**TASK BRIEF**:
Output the data exactly, with every line intact.

Records from a data source

◇ ◇ ◇ ◇ ◇ ◇ ◇

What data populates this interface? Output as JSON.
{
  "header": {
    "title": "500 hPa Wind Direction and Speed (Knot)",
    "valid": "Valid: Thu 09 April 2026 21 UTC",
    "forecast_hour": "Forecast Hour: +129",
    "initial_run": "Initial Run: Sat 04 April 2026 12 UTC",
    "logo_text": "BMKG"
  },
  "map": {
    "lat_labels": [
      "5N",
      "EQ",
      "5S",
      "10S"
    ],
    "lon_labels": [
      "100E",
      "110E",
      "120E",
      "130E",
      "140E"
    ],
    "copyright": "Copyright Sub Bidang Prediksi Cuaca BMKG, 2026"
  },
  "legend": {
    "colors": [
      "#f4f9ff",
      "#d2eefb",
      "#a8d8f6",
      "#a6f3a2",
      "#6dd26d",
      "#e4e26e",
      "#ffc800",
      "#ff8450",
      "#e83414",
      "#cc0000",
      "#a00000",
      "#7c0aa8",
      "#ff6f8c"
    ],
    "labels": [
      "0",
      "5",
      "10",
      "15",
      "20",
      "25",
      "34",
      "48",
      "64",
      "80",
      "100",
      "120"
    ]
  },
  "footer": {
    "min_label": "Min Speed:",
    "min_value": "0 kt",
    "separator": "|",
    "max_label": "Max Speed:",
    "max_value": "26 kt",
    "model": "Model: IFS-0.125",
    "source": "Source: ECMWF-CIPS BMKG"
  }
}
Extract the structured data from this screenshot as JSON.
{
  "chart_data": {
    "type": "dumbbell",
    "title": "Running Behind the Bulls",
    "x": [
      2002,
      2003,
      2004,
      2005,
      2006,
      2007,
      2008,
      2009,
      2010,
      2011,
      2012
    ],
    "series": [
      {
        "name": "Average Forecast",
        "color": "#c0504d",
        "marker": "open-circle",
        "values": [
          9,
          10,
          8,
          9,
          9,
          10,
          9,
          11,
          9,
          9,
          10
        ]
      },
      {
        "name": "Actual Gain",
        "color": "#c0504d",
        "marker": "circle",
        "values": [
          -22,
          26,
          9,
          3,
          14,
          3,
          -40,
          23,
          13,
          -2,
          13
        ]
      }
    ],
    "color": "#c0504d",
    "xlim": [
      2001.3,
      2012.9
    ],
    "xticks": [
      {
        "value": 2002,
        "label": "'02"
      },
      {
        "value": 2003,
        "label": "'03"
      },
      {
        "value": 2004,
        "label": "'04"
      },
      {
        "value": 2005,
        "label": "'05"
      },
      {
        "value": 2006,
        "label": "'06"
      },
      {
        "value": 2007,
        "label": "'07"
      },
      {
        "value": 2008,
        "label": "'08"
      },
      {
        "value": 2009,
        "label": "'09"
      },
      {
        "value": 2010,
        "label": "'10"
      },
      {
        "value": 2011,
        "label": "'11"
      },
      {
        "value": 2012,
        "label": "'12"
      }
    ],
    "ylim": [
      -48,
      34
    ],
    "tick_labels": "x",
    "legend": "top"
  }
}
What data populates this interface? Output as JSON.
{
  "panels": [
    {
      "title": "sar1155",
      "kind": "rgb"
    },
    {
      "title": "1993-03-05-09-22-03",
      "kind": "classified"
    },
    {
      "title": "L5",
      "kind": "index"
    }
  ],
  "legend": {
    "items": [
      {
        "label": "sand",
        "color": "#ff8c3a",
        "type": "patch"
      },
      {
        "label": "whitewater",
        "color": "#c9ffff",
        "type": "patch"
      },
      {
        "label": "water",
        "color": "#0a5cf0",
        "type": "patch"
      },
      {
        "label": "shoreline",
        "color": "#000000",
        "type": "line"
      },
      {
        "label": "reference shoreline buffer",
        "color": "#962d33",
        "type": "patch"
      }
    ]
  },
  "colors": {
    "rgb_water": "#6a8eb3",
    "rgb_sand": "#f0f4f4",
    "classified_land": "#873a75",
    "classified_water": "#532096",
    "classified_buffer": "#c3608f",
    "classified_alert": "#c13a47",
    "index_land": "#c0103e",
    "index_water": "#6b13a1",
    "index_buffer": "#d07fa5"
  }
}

◇ ◇ ◇ ◇ ◇ ◇ ◇

**RESPONSE**:
What data populates this interface? Output as JSON.
{
  "header": {
    "title": "500 hPa Wind Direction and Speed (Knot)",
    "valid": "Valid: Thu 09 April 2026 21 UTC",
    "forecast_hour": "Forecast Hour: +129",
    "initial_run": "Initial Run: Sat 04 April 2026 12 UTC",
    "logo_text": "BMKG"
  },
  "map": {
    "lat_labels": [
      "5N",
      "EQ",
      "5S",
      "10S"
    ],
    "lon_labels": [
      "100E",
      "110E",
      "120E",
      "130E",
      "140E"
    ],
    "copyright": "Copyright Sub Bidang Prediksi Cuaca BMKG, 2026"
  },
  "legend": {
    "colors": [
      "#f4f9ff",
      "#d2eefb",
      "#a8d8f6",
      "#a6f3a2",
      "#6dd26d",
      "#e4e26e",
      "#ffc800",
      "#ff8450",
      "#e83414",
      "#cc0000",
      "#a00000",
      "#7c0aa8",
      "#ff6f8c"
    ],
    "labels": [
      "0",
      "5",
      "10",
      "15",
      "20",
      "25",
      "34",
      "48",
      "64",
      "80",
      "100",
      "120"
    ]
  },
  "footer": {
    "min_label": "Min Speed:",
    "min_value": "0 kt",
    "separator": "|",
    "max_label": "Max Speed:",
    "max_value": "26 kt",
    "model": "Model: IFS-0.125",
    "source": "Source: ECMWF-CIPS BMKG"
  }
}
Extract the structured data from this screenshot as JSON.
{
  "chart_data": {
    "type": "dumbbell",
    "title": "Running Behind the Bulls",
    "x": [
      2002,
      2003,
      2004,
      2005,
      2006,
      2007,
      2008,
      2009,
      2010,
      2011,
      2012
    ],
    "series": [
      {
        "name": "Average Forecast",
        "color": "#c0504d",
        "marker": "open-circle",
        "values": [
          9,
          10,
          8,
          9,
          9,
          10,
          9,
          11,
          9,
          9,
          10
        ]
      },
      {
        "name": "Actual Gain",
        "color": "#c0504d",
        "marker": "circle",
        "values": [
          -22,
          26,
          9,
          3,
          14,
          3,
          -40,
          23,
          13,
          -2,
          13
        ]
      }
    ],
    "color": "#c0504d",
    "xlim": [
      2001.3,
      2012.9
    ],
    "xticks": [
      {
        "value": 2002,
        "label": "'02"
      },
      {
        "value": 2003,
        "label": "'03"
      },
      {
        "value": 2004,
        "label": "'04"
      },
      {
        "value": 2005,
        "label": "'05"
      },
      {
        "value": 2006,
        "label": "'06"
      },
      {
        "value": 2007,
        "label": "'07"
      },
      {
        "value": 2008,
        "label": "'08"
      },
      {
        "value": 2009,
        "label": "'09"
      },
      {
        "value": 2010,
        "label": "'10"
      },
      {
        "value": 2011,
        "label": "'11"
      },
      {
        "value": 2012,
        "label": "'12"
      }
    ],
    "ylim": [
      -48,
      34
    ],
    "tick_labels": "x",
    "legend": "top"
  }
}
What data populates this interface? Output as JSON.
{
  "panels": [
    {
      "title": "sar1155",
      "kind": "rgb"
    },
    {
      "title": "1993-03-05-09-22-03",
      "kind": "classified"
    },
    {
      "title": "L5",
      "kind": "index"
    }
  ],
  "legend": {
    "items": [
      {
        "label": "sand",
        "color": "#ff8c3a",
        "type": "patch"
      },
      {
        "label": "whitewater",
        "color": "#c9ffff",
        "type": "patch"
      },
      {
        "label": "water",
        "color": "#0a5cf0",
        "type": "patch"
      },
      {
        "label": "shoreline",
        "color": "#000000",
        "type": "line"
      },
      {
        "label": "reference shoreline buffer",
        "color": "#962d33",
        "type": "patch"
      }
    ]
  },
  "colors": {
    "rgb_water": "#6a8eb3",
    "rgb_sand": "#f0f4f4",
    "classified_land": "#873a75",
    "classified_water": "#532096",
    "classified_buffer": "#c3608f",
    "classified_alert": "#c13a47",
    "index_land": "#c0103e",
    "index_water": "#6b13a1",
    "index_buffer": "#d07fa5"
  }
}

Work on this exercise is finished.